What this task involves -
Report each line of the data that has "accel" somewhere in it.

[Dataset records]
▬▬▬

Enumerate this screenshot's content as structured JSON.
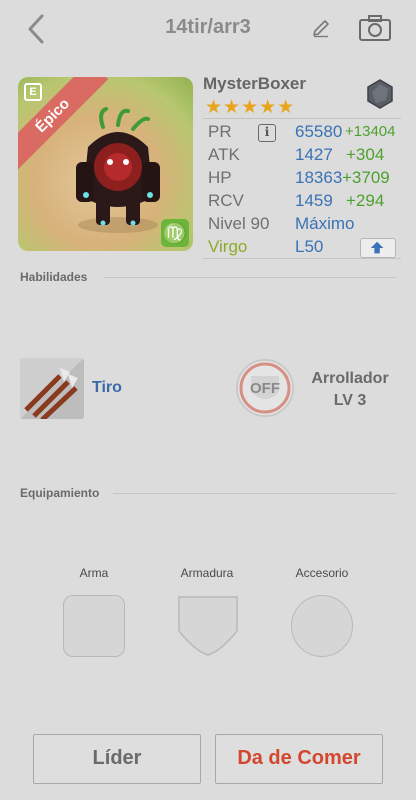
{
  "header": {
    "title": "14tir/arr3"
  },
  "card": {
    "ribbon": "Épico",
    "badge": "E",
    "sign": "♍"
  },
  "monster": {
    "name": "MysterBoxer",
    "stars": "★★★★★",
    "rating": 5,
    "stats": [
      {
        "label": "PR",
        "value": "65580",
        "bonus": "+13404"
      },
      {
        "label": "ATK",
        "value": "1427",
        "bonus": "+304"
      },
      {
        "label": "HP",
        "value": "18363",
        "bonus": "+3709"
      },
      {
        "label": "RCV",
        "value": "1459",
        "bonus": "+294"
      },
      {
        "label": "Nivel 90",
        "value": "Máximo",
        "bonus": ""
      },
      {
        "label": "Virgo",
        "value": "L50",
        "bonus": ""
      }
    ]
  },
  "sections": {
    "skills": "Habilidades",
    "equipment": "Equipamiento"
  },
  "skills": {
    "active_name": "Tiro",
    "leader_icon_text": "OFF",
    "leader_name": "Arrollador",
    "leader_level": "LV 3"
  },
  "equipment": {
    "weapon": "Arma",
    "armor": "Armadura",
    "accessory": "Accesorio"
  },
  "buttons": {
    "leader": "Líder",
    "feed": "Da de Comer"
  },
  "colors": {
    "accent_blue": "#3a72b5",
    "bonus_green": "#4ea12e",
    "feed_red": "#d2472e",
    "ribbon_red": "#d96b63",
    "star_gold": "#e8a51b"
  }
}
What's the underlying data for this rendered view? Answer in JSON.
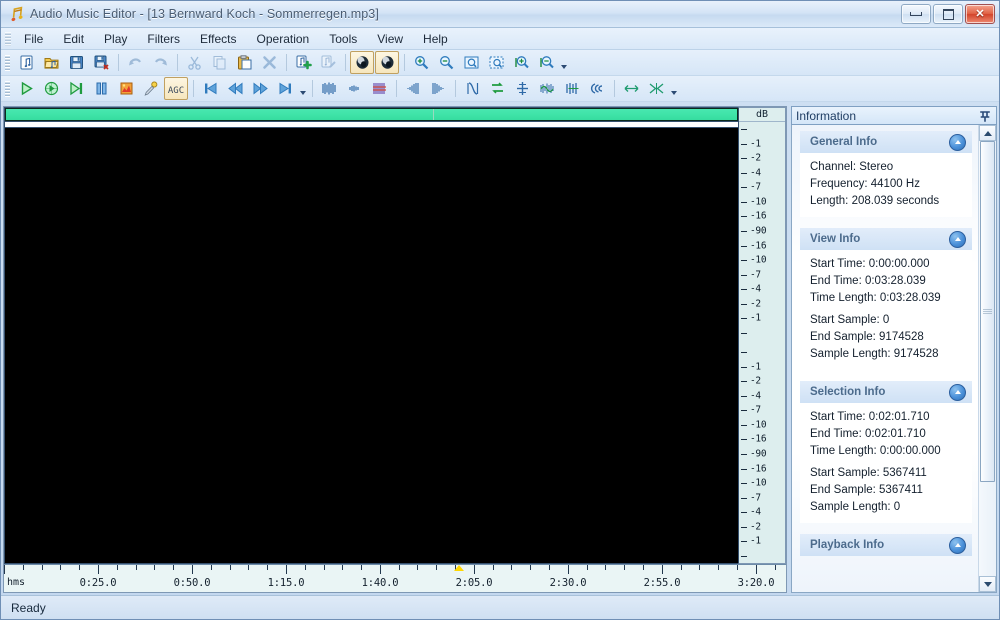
{
  "window": {
    "title": "Audio Music Editor - [13 Bernward Koch - Sommerregen.mp3]",
    "icon": "music-note-app-icon",
    "buttons": {
      "minimize": "minimize-button",
      "maximize": "maximize-button",
      "close": "close-button"
    }
  },
  "menubar": {
    "items": [
      {
        "label": "File",
        "accel": "F"
      },
      {
        "label": "Edit",
        "accel": "E"
      },
      {
        "label": "Play",
        "accel": "P"
      },
      {
        "label": "Filters",
        "accel": "t"
      },
      {
        "label": "Effects",
        "accel": "c"
      },
      {
        "label": "Operation",
        "accel": "O"
      },
      {
        "label": "Tools",
        "accel": "T"
      },
      {
        "label": "View",
        "accel": "V"
      },
      {
        "label": "Help",
        "accel": "H"
      }
    ]
  },
  "toolbar_top": {
    "items": [
      {
        "name": "new-file-icon",
        "state": "enabled"
      },
      {
        "name": "open-file-icon",
        "state": "enabled"
      },
      {
        "name": "save-icon",
        "state": "enabled"
      },
      {
        "name": "save-as-icon",
        "state": "enabled"
      },
      {
        "name": "separator"
      },
      {
        "name": "undo-icon",
        "state": "disabled"
      },
      {
        "name": "redo-icon",
        "state": "disabled"
      },
      {
        "name": "separator"
      },
      {
        "name": "cut-icon",
        "state": "disabled"
      },
      {
        "name": "copy-icon",
        "state": "disabled"
      },
      {
        "name": "paste-icon",
        "state": "enabled"
      },
      {
        "name": "delete-icon",
        "state": "disabled"
      },
      {
        "name": "separator"
      },
      {
        "name": "insert-file-icon",
        "state": "enabled"
      },
      {
        "name": "mix-paste-icon",
        "state": "disabled"
      },
      {
        "name": "separator"
      },
      {
        "name": "left-channel-icon",
        "state": "pressed"
      },
      {
        "name": "right-channel-icon",
        "state": "pressed"
      },
      {
        "name": "separator"
      },
      {
        "name": "zoom-in-icon",
        "state": "enabled"
      },
      {
        "name": "zoom-out-icon",
        "state": "enabled"
      },
      {
        "name": "zoom-full-icon",
        "state": "enabled"
      },
      {
        "name": "zoom-selection-icon",
        "state": "enabled"
      },
      {
        "name": "zoom-vertical-in-icon",
        "state": "enabled"
      },
      {
        "name": "zoom-vertical-out-icon",
        "state": "enabled"
      },
      {
        "name": "dropdown-arrow"
      }
    ]
  },
  "toolbar_bottom": {
    "items": [
      {
        "name": "play-icon",
        "state": "enabled"
      },
      {
        "name": "play-loop-icon",
        "state": "enabled"
      },
      {
        "name": "play-to-end-icon",
        "state": "enabled"
      },
      {
        "name": "pause-icon",
        "state": "enabled"
      },
      {
        "name": "stop-record-icon",
        "state": "enabled"
      },
      {
        "name": "record-mic-icon",
        "state": "enabled"
      },
      {
        "name": "agc-icon",
        "state": "pressed",
        "label": "AGC"
      },
      {
        "name": "separator"
      },
      {
        "name": "go-to-start-icon",
        "state": "enabled"
      },
      {
        "name": "rewind-icon",
        "state": "enabled"
      },
      {
        "name": "forward-icon",
        "state": "enabled"
      },
      {
        "name": "go-to-end-icon",
        "state": "enabled"
      },
      {
        "name": "dropdown-arrow"
      },
      {
        "name": "separator"
      },
      {
        "name": "waveform-view-icon",
        "state": "enabled"
      },
      {
        "name": "spectrum-view-icon",
        "state": "enabled"
      },
      {
        "name": "spectrogram-view-icon",
        "state": "enabled"
      },
      {
        "name": "separator"
      },
      {
        "name": "fade-in-icon",
        "state": "enabled"
      },
      {
        "name": "fade-out-icon",
        "state": "enabled"
      },
      {
        "name": "separator"
      },
      {
        "name": "normalize-icon",
        "state": "enabled"
      },
      {
        "name": "invert-icon",
        "state": "enabled"
      },
      {
        "name": "silence-icon",
        "state": "enabled"
      },
      {
        "name": "noise-reduction-icon",
        "state": "enabled"
      },
      {
        "name": "amplify-icon",
        "state": "enabled"
      },
      {
        "name": "echo-icon",
        "state": "enabled"
      },
      {
        "name": "separator"
      },
      {
        "name": "stretch-icon",
        "state": "enabled"
      },
      {
        "name": "shrink-icon",
        "state": "enabled"
      },
      {
        "name": "dropdown-arrow"
      }
    ]
  },
  "editor": {
    "db_scale_header": "dB",
    "db_labels": [
      "-1",
      "-2",
      "-4",
      "-7",
      "-10",
      "-16",
      "-90",
      "-16",
      "-10",
      "-7",
      "-4",
      "-2",
      "-1"
    ],
    "ruler": {
      "unit_label": "hms",
      "ticks": [
        "0:25.0",
        "0:50.0",
        "1:15.0",
        "1:40.0",
        "2:05.0",
        "2:30.0",
        "2:55.0",
        "3:20.0"
      ]
    },
    "cursor": {
      "time": "0:02:01.710",
      "position_ratio": 0.582
    },
    "waveform_color": "#3ce6a8",
    "background_color": "#000000"
  },
  "information_panel": {
    "title": "Information",
    "pin_icon": "pin-icon",
    "groups": [
      {
        "title": "General Info",
        "toggle": "collapse-toggle-icon",
        "rows": [
          "Channel: Stereo",
          "Frequency: 44100 Hz",
          "Length: 208.039 seconds"
        ]
      },
      {
        "title": "View Info",
        "toggle": "collapse-toggle-icon",
        "rows": [
          "Start Time: 0:00:00.000",
          "End Time: 0:03:28.039",
          "Time Length: 0:03:28.039"
        ],
        "rows2": [
          "Start Sample: 0",
          "End Sample: 9174528",
          "Sample Length: 9174528"
        ]
      },
      {
        "title": "Selection Info",
        "toggle": "collapse-toggle-icon",
        "rows": [
          "Start Time: 0:02:01.710",
          "End Time: 0:02:01.710",
          "Time Length: 0:00:00.000"
        ],
        "rows2": [
          "Start Sample: 5367411",
          "End Sample: 5367411",
          "Sample Length: 0"
        ]
      },
      {
        "title": "Playback Info",
        "toggle": "collapse-toggle-icon",
        "rows": [],
        "rows2": []
      }
    ]
  },
  "statusbar": {
    "text": "Ready"
  }
}
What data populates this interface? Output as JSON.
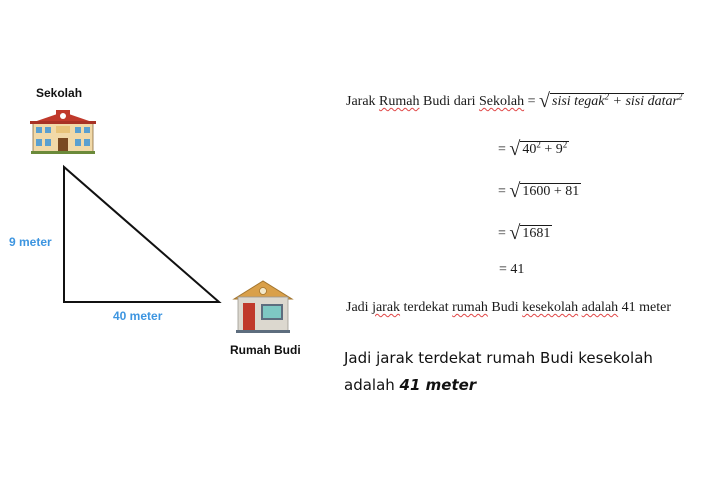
{
  "diagram": {
    "school_label": "Sekolah",
    "home_label": "Rumah Budi",
    "vertical_side": "9 meter",
    "horizontal_side": "40 meter",
    "accent_color": "#3d95e0",
    "icons": [
      "school-building-icon",
      "house-icon"
    ]
  },
  "formula": {
    "line1_prefix": "Jarak ",
    "line1_w_rumah": "Rumah",
    "line1_budi": " Budi ",
    "line1_dari": "dari",
    "line1_w_sekolah": "Sekolah",
    "line1_eq": " = ",
    "line1_rad_a": "sisi tegak",
    "line1_rad_plus": " + ",
    "line1_rad_b": "sisi datar",
    "exp2": "2",
    "line2_eq": "= ",
    "line2_rad": "40",
    "line2_plus": " + 9",
    "line3": "= ",
    "line3_rad": "1600 + 81",
    "line4": "= ",
    "line4_rad": "1681",
    "line5": "= 41",
    "conclusion_a": "Jadi ",
    "conclusion_w1": "jarak",
    "conclusion_b": " terdekat ",
    "conclusion_w2": "rumah",
    "conclusion_c": " Budi ",
    "conclusion_w3": "kesekolah",
    "conclusion_d": " ",
    "conclusion_w4": "adalah",
    "conclusion_e": " 41 meter"
  },
  "summary": {
    "text": "Jadi jarak terdekat rumah Budi kesekolah adalah ",
    "answer": "41 meter"
  }
}
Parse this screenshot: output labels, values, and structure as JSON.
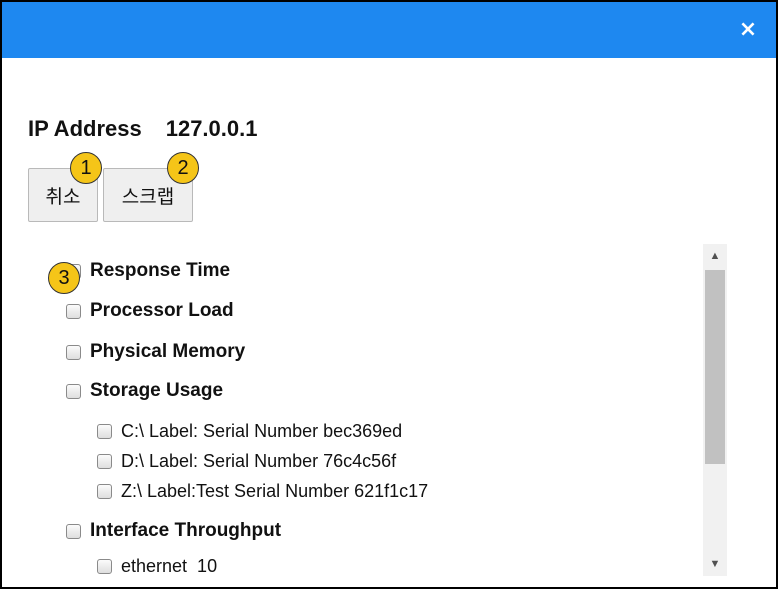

▬▬▬

Solved problem -
        "accel": "F"
        "accel": "E"
        "accel": "P"
        "accel": "t"
        "accel": "c"
        "accel": "O"
        "accel": "T"
        "accel": "V"
        "accel": "H"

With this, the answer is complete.